:: Consigne de travail 1 ::
Pour chacune des affirmations suivantes, indiquez par oui ou par non si elle concorde avec l'article sur les médecins poursuivis à Bahreïn, en citant textuellement les mots qui en décident : (a) les condamnés ont été laissés en liberté contre une caution de 200 dinars ; (b) l'état d'urgence est resté en vigueur six mois à Bahreïn ; (c) les deux employés en fuite ont été rejugés.
:: Consigne de travail 2 ::
Rédigez la suite de l'article sur les médecins poursuivis à Bahreïn, à partir de sa dernière phrase.

---------- Extrait à lire

Dans un communiqué, le procureur général a ajouté que les 23 condamnés avaient été laissés en liberté contre une caution de 200 dinars (527 dollars) et qu'ils pourraient interjeter appel contre ce jugement.
Les 28 médecins étaient poursuivis pour participation à des manifestations illégales lors de la contestation de février/mars 2011 ainsi que pour plusieurs délits et irrégularités (...), en violation des conventions et chartes internationales en matière de médecine, a-t-il indiqué.
Ils avaient comparu l'an dernier devant un tribunal d'exception sous le régime de l'état d'urgence, en vigueur pendant trois mois à Bahreïn après la répression de la contestation.
Leur affaire a été ensuite renvoyée devant le tribunal pénal.
Le 1er octobre, la Cour de cassation de Bahreïn a confirmé des peines de prison d'un mois à 5 ans pour neuf autres médecins et membres du personnel médical, faisant partie d'un groupe de 20 employés de l'hôpital public Salmaniya de Manama.
Ils étaient poursuivis pour soutien aux manifestants lors de la contestation. Ces employés avaient été condamnés par un tribunal spécial. Neuf ont été acquittés en appel et deux, qui sont en fuite, n'ont pas été rejugés.

--------------------
---------- Entrées affichées

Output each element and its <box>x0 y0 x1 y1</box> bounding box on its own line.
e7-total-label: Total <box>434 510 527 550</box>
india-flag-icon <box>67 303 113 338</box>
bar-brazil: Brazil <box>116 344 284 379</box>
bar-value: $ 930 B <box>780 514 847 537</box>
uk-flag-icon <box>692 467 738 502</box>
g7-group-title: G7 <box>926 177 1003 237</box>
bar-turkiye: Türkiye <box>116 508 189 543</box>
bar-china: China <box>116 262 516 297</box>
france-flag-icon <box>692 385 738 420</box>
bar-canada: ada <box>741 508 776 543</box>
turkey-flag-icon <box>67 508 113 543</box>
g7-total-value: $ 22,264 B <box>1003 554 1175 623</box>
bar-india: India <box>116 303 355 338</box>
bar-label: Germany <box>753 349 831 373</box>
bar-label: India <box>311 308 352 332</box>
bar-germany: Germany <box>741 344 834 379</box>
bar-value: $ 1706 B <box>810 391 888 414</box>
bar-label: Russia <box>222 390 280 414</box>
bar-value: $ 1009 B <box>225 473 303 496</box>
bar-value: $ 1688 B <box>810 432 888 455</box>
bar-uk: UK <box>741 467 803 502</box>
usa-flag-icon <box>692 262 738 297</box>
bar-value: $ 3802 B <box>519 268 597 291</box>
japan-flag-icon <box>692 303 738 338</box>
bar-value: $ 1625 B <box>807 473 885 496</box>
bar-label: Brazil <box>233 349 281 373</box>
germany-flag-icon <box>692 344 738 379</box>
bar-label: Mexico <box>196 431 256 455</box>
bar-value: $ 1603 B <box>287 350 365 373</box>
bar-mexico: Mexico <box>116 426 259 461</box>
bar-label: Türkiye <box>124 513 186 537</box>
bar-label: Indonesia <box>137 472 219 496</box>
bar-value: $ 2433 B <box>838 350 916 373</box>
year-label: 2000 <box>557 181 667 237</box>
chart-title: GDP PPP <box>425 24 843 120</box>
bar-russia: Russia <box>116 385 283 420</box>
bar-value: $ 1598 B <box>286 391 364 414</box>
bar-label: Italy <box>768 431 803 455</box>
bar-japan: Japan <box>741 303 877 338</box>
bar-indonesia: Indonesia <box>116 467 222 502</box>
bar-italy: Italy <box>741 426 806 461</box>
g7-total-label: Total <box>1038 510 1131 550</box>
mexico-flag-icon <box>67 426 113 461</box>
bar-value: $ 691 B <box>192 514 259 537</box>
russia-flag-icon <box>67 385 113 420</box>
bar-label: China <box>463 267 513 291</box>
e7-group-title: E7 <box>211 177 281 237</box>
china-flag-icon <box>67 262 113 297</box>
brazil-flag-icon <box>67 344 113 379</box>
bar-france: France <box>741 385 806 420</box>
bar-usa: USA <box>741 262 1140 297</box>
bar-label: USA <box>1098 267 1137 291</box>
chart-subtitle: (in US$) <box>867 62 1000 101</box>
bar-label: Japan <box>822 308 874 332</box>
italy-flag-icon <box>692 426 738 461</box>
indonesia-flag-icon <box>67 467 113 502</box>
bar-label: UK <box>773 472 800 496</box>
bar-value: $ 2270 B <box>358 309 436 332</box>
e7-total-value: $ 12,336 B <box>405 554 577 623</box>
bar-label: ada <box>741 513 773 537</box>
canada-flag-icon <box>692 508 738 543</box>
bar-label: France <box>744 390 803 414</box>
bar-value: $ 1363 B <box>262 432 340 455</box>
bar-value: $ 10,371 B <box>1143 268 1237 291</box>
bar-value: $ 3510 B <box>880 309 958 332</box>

--------------------

:: Réponse 1 ::
(a) Oui : « laissés en liberté contre une caution de 200 dinars (527 dollars) ».
(b) Non : « en vigueur pendant trois mois à Bahreïn ».
(c) Non : « deux, qui sont en fuite, n'ont pas été rejugés ».

:: Réponse 2 ::
Bahreïn est secoué depuis l'an dernier par un mouvement de contestation, animé par des chiites qui réclament une monarchie constitutionnelle dans ce petit royaume du Golfe à majorité chiite dirigé par une dynastie sunnite.
Selon la Fédération internationale des droits de l'Homme (FIDH), 80 personnes ont trouvé la mort depuis le début de la révolte.
Le ministère bahreïni de l'Intérieur a affirmé pour sa part que 700 personnes avaient été blessées, parmi lesquelles des officiers de police.
En 2012, deux policiers et deux ressortissants asiatiques ont été tués, et 456 policiers blessés, dont 56 grièvement, dans des attaques terroristes, a déclaré mercredi le ministre de la Justice, cheikh Khaled Ben Ali Al-Khalifa, cité par l'agence officielle Bna.